■ **Required task**
Your task is to give the data again, exactly, with every line intact.

■ **Input data**

□ □ □ □

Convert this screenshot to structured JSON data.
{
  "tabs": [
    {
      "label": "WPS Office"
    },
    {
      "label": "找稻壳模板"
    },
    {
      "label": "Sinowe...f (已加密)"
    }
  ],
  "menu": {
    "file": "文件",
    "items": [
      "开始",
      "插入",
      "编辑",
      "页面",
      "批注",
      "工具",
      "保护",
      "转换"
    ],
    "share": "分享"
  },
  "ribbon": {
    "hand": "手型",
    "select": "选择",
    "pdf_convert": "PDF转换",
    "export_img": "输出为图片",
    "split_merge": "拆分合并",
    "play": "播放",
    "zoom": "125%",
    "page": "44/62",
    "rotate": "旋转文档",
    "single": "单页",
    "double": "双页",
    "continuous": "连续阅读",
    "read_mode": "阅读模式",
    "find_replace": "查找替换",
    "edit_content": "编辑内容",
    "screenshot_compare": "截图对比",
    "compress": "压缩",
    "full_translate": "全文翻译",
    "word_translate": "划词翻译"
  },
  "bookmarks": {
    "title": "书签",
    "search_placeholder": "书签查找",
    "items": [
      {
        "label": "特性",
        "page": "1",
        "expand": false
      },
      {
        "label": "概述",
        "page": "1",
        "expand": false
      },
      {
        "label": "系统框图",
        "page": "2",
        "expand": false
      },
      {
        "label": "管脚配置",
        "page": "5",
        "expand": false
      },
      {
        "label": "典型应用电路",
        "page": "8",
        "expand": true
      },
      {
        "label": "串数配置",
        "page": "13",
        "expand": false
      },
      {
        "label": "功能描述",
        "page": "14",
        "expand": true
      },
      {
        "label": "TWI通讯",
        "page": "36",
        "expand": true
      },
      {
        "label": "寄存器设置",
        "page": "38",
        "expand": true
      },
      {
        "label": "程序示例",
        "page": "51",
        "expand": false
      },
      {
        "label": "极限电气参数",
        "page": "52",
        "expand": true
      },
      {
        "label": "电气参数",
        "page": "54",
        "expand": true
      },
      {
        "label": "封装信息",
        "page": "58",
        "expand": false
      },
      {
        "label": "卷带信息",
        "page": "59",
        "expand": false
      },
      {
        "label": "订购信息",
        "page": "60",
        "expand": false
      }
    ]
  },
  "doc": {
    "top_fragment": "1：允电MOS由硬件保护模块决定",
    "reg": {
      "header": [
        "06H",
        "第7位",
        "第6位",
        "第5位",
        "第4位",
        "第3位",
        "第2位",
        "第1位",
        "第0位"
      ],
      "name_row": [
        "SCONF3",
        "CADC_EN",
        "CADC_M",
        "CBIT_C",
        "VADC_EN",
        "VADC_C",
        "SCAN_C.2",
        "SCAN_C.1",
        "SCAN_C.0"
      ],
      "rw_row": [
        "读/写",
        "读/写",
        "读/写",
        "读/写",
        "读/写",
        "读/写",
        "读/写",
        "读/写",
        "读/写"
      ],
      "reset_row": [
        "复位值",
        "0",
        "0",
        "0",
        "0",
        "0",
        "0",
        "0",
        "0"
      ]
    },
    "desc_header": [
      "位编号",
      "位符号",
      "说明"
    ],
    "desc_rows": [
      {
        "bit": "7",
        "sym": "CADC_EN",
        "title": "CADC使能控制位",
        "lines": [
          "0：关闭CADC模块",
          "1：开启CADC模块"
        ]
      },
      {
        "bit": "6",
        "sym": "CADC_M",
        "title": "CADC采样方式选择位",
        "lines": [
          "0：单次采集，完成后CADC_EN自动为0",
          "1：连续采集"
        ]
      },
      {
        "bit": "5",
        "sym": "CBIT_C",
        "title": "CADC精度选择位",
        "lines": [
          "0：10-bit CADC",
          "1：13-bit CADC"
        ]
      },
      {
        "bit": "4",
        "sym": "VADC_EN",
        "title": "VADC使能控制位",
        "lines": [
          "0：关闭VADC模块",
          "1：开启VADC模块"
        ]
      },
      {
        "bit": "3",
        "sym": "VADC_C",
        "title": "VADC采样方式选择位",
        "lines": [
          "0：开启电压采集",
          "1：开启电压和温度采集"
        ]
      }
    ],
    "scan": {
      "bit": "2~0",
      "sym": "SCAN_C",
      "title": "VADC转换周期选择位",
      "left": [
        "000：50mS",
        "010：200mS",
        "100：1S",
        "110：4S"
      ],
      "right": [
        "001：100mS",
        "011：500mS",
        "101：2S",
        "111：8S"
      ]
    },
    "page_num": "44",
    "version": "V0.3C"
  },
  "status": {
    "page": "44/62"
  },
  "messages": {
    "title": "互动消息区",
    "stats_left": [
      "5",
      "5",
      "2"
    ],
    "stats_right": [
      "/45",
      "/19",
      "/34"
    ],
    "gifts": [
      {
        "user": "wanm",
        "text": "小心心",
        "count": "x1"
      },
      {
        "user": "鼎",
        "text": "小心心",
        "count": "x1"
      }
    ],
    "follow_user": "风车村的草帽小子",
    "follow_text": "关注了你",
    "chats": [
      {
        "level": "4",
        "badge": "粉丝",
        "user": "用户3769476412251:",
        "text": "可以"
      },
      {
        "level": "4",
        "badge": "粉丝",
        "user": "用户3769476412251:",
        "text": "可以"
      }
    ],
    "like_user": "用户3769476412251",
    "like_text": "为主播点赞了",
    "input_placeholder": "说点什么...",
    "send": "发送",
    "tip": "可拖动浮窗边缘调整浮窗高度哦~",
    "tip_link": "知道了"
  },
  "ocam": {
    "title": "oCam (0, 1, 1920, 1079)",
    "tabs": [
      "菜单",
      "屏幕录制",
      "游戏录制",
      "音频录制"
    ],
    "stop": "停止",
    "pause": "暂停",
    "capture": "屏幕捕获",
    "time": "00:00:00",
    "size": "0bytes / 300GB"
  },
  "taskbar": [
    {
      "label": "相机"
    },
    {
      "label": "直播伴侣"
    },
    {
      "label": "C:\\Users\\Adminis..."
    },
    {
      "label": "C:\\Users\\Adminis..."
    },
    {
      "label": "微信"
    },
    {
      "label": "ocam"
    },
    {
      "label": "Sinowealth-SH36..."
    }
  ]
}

□ □ □ □

■ **Solved problem**
Convert this screenshot to structured JSON data.
{
  "tabs": [
    {
      "label": "WPS Office"
    },
    {
      "label": "找稻壳模板"
    },
    {
      "label": "Sinowe...f (已加密)"
    }
  ],
  "menu": {
    "file": "文件",
    "items": [
      "开始",
      "插入",
      "编辑",
      "页面",
      "批注",
      "工具",
      "保护",
      "转换"
    ],
    "share": "分享"
  },
  "ribbon": {
    "hand": "手型",
    "select": "选择",
    "pdf_convert": "PDF转换",
    "export_img": "输出为图片",
    "split_merge": "拆分合并",
    "play": "播放",
    "zoom": "125%",
    "page": "44/62",
    "rotate": "旋转文档",
    "single": "单页",
    "double": "双页",
    "continuous": "连续阅读",
    "read_mode": "阅读模式",
    "find_replace": "查找替换",
    "edit_content": "编辑内容",
    "screenshot_compare": "截图对比",
    "compress": "压缩",
    "full_translate": "全文翻译",
    "word_translate": "划词翻译"
  },
  "bookmarks": {
    "title": "书签",
    "search_placeholder": "书签查找",
    "items": [
      {
        "label": "特性",
        "page": "1",
        "expand": false
      },
      {
        "label": "概述",
        "page": "1",
        "expand": false
      },
      {
        "label": "系统框图",
        "page": "2",
        "expand": false
      },
      {
        "label": "管脚配置",
        "page": "5",
        "expand": false
      },
      {
        "label": "典型应用电路",
        "page": "8",
        "expand": true
      },
      {
        "label": "串数配置",
        "page": "13",
        "expand": false
      },
      {
        "label": "功能描述",
        "page": "14",
        "expand": true
      },
      {
        "label": "TWI通讯",
        "page": "36",
        "expand": true
      },
      {
        "label": "寄存器设置",
        "page": "38",
        "expand": true
      },
      {
        "label": "程序示例",
        "page": "51",
        "expand": false
      },
      {
        "label": "极限电气参数",
        "page": "52",
        "expand": true
      },
      {
        "label": "电气参数",
        "page": "54",
        "expand": true
      },
      {
        "label": "封装信息",
        "page": "58",
        "expand": false
      },
      {
        "label": "卷带信息",
        "page": "59",
        "expand": false
      },
      {
        "label": "订购信息",
        "page": "60",
        "expand": false
      }
    ]
  },
  "doc": {
    "top_fragment": "1：允电MOS由硬件保护模块决定",
    "reg": {
      "header": [
        "06H",
        "第7位",
        "第6位",
        "第5位",
        "第4位",
        "第3位",
        "第2位",
        "第1位",
        "第0位"
      ],
      "name_row": [
        "SCONF3",
        "CADC_EN",
        "CADC_M",
        "CBIT_C",
        "VADC_EN",
        "VADC_C",
        "SCAN_C.2",
        "SCAN_C.1",
        "SCAN_C.0"
      ],
      "rw_row": [
        "读/写",
        "读/写",
        "读/写",
        "读/写",
        "读/写",
        "读/写",
        "读/写",
        "读/写",
        "读/写"
      ],
      "reset_row": [
        "复位值",
        "0",
        "0",
        "0",
        "0",
        "0",
        "0",
        "0",
        "0"
      ]
    },
    "desc_header": [
      "位编号",
      "位符号",
      "说明"
    ],
    "desc_rows": [
      {
        "bit": "7",
        "sym": "CADC_EN",
        "title": "CADC使能控制位",
        "lines": [
          "0：关闭CADC模块",
          "1：开启CADC模块"
        ]
      },
      {
        "bit": "6",
        "sym": "CADC_M",
        "title": "CADC采样方式选择位",
        "lines": [
          "0：单次采集，完成后CADC_EN自动为0",
          "1：连续采集"
        ]
      },
      {
        "bit": "5",
        "sym": "CBIT_C",
        "title": "CADC精度选择位",
        "lines": [
          "0：10-bit CADC",
          "1：13-bit CADC"
        ]
      },
      {
        "bit": "4",
        "sym": "VADC_EN",
        "title": "VADC使能控制位",
        "lines": [
          "0：关闭VADC模块",
          "1：开启VADC模块"
        ]
      },
      {
        "bit": "3",
        "sym": "VADC_C",
        "title": "VADC采样方式选择位",
        "lines": [
          "0：开启电压采集",
          "1：开启电压和温度采集"
        ]
      }
    ],
    "scan": {
      "bit": "2~0",
      "sym": "SCAN_C",
      "title": "VADC转换周期选择位",
      "left": [
        "000：50mS",
        "010：200mS",
        "100：1S",
        "110：4S"
      ],
      "right": [
        "001：100mS",
        "011：500mS",
        "101：2S",
        "111：8S"
      ]
    },
    "page_num": "44",
    "version": "V0.3C"
  },
  "status": {
    "page": "44/62"
  },
  "messages": {
    "title": "互动消息区",
    "stats_left": [
      "5",
      "5",
      "2"
    ],
    "stats_right": [
      "/45",
      "/19",
      "/34"
    ],
    "gifts": [
      {
        "user": "wanm",
        "text": "小心心",
        "count": "x1"
      },
      {
        "user": "鼎",
        "text": "小心心",
        "count": "x1"
      }
    ],
    "follow_user": "风车村的草帽小子",
    "follow_text": "关注了你",
    "chats": [
      {
        "level": "4",
        "badge": "粉丝",
        "user": "用户3769476412251:",
        "text": "可以"
      },
      {
        "level": "4",
        "badge": "粉丝",
        "user": "用户3769476412251:",
        "text": "可以"
      }
    ],
    "like_user": "用户3769476412251",
    "like_text": "为主播点赞了",
    "input_placeholder": "说点什么...",
    "send": "发送",
    "tip": "可拖动浮窗边缘调整浮窗高度哦~",
    "tip_link": "知道了"
  },
  "ocam": {
    "title": "oCam (0, 1, 1920, 1079)",
    "tabs": [
      "菜单",
      "屏幕录制",
      "游戏录制",
      "音频录制"
    ],
    "stop": "停止",
    "pause": "暂停",
    "capture": "屏幕捕获",
    "time": "00:00:00",
    "size": "0bytes / 300GB"
  },
  "taskbar": [
    {
      "label": "相机"
    },
    {
      "label": "直播伴侣"
    },
    {
      "label": "C:\\Users\\Adminis..."
    },
    {
      "label": "C:\\Users\\Adminis..."
    },
    {
      "label": "微信"
    },
    {
      "label": "ocam"
    },
    {
      "label": "Sinowealth-SH36..."
    }
  ]
}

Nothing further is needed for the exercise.